== GIVEN INSTRUCTION ==
Count how many lines below contain the word "velocity", then give that number alone.

Saved entries:
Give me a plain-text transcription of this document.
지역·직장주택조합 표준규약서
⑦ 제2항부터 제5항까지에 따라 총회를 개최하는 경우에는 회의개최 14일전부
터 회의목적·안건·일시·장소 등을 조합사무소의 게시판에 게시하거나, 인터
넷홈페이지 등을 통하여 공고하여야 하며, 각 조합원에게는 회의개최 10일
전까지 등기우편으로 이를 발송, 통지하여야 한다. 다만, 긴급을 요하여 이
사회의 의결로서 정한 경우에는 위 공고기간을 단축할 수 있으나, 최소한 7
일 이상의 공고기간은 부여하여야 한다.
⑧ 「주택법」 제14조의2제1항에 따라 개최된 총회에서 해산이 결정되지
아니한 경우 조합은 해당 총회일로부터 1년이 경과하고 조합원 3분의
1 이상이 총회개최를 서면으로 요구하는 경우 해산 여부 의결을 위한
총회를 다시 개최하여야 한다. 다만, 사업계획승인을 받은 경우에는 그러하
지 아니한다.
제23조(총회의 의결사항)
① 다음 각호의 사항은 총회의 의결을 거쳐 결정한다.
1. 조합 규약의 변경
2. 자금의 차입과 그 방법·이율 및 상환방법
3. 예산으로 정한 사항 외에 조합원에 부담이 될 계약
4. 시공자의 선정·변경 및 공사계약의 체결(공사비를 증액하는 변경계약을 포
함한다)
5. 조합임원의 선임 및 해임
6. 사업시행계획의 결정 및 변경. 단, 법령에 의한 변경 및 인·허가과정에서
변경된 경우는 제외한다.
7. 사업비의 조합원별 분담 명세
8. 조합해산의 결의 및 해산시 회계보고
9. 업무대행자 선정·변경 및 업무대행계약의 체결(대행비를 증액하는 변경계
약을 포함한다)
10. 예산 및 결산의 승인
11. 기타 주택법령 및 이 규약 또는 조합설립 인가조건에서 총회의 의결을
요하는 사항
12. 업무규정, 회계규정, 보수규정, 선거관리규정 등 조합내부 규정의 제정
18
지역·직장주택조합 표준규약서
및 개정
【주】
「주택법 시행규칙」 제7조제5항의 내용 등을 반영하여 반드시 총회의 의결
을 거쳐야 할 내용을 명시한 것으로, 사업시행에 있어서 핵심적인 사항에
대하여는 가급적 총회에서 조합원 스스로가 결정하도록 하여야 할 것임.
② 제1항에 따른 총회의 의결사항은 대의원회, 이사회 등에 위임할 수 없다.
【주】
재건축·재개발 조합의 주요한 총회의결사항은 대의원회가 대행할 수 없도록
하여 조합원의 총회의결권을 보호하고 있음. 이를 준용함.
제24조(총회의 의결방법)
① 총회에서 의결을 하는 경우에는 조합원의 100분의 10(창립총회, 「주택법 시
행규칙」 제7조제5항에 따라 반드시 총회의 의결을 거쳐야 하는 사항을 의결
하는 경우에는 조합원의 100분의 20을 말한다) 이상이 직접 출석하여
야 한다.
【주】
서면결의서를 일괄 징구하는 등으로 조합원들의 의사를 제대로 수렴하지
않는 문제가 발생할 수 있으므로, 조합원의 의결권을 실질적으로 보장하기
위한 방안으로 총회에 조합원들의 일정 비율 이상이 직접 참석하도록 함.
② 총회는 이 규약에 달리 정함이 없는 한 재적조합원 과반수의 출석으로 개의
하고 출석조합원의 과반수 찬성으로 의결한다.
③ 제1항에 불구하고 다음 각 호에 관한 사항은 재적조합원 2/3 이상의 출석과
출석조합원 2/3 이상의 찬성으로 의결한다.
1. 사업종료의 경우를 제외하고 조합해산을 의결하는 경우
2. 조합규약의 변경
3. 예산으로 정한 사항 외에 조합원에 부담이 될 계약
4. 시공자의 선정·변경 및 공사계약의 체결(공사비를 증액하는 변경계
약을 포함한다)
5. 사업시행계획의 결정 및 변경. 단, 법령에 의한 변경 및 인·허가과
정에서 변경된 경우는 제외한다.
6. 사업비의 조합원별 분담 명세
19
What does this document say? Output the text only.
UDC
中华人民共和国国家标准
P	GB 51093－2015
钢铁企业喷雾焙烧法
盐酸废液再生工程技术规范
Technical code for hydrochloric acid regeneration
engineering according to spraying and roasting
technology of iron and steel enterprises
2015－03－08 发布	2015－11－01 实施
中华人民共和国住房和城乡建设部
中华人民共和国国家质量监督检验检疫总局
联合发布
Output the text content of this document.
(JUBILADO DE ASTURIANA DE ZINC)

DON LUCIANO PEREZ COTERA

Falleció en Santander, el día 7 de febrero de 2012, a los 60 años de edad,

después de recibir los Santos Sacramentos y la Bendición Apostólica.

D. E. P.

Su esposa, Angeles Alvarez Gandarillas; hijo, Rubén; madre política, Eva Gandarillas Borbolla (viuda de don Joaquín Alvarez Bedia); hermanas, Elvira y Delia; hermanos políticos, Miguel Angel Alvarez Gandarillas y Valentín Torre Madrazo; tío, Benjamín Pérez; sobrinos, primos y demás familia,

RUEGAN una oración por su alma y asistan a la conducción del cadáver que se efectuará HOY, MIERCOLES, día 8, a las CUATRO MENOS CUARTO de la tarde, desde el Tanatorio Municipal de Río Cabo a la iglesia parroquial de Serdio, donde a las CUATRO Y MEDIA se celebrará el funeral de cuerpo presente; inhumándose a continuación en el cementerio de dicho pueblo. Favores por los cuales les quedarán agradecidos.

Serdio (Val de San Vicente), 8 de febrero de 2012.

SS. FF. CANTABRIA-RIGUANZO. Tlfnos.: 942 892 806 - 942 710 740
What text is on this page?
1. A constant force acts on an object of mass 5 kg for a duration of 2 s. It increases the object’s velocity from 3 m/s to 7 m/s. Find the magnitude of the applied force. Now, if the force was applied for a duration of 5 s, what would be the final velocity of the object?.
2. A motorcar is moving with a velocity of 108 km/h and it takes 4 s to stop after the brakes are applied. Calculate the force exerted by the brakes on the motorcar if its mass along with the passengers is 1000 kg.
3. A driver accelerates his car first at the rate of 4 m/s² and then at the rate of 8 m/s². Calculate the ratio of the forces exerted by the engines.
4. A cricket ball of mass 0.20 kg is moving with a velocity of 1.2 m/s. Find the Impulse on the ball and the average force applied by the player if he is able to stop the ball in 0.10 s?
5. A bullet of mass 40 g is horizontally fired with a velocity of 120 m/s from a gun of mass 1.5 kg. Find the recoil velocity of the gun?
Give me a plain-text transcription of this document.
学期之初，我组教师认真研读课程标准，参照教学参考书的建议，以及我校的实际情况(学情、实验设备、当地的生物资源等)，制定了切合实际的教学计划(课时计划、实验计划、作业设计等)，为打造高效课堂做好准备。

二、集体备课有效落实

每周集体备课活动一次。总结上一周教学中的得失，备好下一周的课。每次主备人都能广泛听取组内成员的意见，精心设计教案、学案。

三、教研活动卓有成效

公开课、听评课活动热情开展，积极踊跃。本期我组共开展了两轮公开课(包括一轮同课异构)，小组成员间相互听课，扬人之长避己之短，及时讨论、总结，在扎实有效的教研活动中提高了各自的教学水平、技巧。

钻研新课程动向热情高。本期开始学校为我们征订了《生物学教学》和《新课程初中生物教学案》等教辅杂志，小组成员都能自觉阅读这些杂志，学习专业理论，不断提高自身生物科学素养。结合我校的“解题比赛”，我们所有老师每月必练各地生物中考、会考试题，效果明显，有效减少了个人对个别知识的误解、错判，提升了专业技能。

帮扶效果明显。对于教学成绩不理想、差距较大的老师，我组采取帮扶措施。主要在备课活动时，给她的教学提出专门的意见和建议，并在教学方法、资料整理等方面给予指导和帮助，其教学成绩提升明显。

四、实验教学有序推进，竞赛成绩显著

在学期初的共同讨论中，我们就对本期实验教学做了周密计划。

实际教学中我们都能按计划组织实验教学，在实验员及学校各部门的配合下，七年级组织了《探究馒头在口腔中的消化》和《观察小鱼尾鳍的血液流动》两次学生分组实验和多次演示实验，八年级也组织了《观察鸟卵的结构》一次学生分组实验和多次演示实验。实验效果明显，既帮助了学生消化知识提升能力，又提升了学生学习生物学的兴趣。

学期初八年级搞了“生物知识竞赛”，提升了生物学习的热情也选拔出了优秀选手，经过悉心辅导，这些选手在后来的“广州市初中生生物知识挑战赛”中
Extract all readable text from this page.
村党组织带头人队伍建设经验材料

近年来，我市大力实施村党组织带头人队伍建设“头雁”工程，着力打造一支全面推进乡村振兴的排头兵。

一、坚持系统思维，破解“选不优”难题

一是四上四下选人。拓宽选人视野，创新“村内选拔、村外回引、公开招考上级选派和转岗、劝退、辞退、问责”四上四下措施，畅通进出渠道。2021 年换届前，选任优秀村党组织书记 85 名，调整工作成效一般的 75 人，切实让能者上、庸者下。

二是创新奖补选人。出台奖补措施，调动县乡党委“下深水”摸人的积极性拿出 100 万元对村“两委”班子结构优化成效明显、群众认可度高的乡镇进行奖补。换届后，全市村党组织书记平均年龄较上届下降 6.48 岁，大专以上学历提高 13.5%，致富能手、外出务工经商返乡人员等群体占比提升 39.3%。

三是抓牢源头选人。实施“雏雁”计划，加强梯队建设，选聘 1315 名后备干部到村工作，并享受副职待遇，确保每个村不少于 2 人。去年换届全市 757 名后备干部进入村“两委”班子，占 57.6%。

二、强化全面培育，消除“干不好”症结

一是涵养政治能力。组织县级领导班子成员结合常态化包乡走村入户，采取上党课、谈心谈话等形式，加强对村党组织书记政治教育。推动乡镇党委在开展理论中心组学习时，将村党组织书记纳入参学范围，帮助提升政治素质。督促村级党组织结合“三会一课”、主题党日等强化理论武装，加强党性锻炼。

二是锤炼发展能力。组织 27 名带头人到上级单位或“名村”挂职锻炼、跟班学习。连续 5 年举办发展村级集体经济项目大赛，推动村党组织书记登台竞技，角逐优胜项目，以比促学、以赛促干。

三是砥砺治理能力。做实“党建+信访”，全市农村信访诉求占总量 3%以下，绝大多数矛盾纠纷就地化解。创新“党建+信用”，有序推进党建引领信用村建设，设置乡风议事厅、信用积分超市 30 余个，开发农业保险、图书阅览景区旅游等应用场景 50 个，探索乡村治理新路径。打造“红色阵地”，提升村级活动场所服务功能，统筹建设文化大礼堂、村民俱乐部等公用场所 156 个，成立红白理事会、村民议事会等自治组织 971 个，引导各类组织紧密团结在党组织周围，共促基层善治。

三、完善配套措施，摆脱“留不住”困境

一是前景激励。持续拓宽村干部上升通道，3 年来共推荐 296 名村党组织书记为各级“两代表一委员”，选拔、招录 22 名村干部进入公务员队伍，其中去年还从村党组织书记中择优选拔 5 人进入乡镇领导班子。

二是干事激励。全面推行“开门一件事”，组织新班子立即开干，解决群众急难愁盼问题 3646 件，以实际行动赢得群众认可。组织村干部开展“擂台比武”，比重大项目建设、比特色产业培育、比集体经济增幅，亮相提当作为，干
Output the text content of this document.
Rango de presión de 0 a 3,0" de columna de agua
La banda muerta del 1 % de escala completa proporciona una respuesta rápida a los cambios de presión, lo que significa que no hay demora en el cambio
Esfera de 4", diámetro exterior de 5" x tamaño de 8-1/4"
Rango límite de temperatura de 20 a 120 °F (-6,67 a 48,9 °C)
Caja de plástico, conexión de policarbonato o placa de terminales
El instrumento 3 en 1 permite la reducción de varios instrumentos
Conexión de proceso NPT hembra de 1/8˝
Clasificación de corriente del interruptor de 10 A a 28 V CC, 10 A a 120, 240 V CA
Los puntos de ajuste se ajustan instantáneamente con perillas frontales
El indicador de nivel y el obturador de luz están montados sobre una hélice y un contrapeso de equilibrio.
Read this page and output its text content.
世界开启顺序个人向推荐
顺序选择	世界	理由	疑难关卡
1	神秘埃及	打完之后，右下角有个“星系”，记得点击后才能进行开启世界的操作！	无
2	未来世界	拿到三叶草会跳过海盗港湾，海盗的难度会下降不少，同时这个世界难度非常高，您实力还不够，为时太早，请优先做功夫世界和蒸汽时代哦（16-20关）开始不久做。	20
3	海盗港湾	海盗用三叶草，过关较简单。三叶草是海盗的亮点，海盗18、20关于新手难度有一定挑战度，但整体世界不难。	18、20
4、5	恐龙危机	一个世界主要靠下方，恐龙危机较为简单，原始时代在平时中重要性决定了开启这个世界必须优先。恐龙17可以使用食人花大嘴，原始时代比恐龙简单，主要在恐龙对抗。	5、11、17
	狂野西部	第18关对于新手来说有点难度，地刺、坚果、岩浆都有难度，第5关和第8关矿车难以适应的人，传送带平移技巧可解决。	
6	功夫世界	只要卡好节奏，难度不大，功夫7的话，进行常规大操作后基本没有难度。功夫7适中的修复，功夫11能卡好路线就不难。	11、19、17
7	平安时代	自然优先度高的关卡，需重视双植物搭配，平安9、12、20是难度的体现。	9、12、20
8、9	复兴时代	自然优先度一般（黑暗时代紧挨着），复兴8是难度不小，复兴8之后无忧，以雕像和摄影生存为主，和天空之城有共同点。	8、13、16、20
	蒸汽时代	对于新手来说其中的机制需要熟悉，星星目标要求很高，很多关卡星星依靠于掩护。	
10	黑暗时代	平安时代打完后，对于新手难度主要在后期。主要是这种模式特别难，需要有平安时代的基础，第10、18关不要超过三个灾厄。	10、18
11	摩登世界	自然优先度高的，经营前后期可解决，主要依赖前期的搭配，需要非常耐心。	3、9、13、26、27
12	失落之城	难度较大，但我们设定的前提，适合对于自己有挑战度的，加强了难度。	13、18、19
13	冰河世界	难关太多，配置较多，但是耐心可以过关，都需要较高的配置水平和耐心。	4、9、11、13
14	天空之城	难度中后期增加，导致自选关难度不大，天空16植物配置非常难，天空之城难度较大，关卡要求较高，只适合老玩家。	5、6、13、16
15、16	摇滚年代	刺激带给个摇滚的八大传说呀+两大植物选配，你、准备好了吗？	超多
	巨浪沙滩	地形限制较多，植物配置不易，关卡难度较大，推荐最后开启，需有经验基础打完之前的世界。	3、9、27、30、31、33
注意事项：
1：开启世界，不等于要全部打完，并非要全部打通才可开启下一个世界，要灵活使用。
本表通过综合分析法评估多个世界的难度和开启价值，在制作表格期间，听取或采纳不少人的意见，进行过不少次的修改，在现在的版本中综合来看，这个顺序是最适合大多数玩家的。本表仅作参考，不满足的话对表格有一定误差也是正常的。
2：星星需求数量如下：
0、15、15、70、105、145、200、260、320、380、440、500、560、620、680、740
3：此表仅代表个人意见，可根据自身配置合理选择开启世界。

== EXERCISE ANSWER ==
4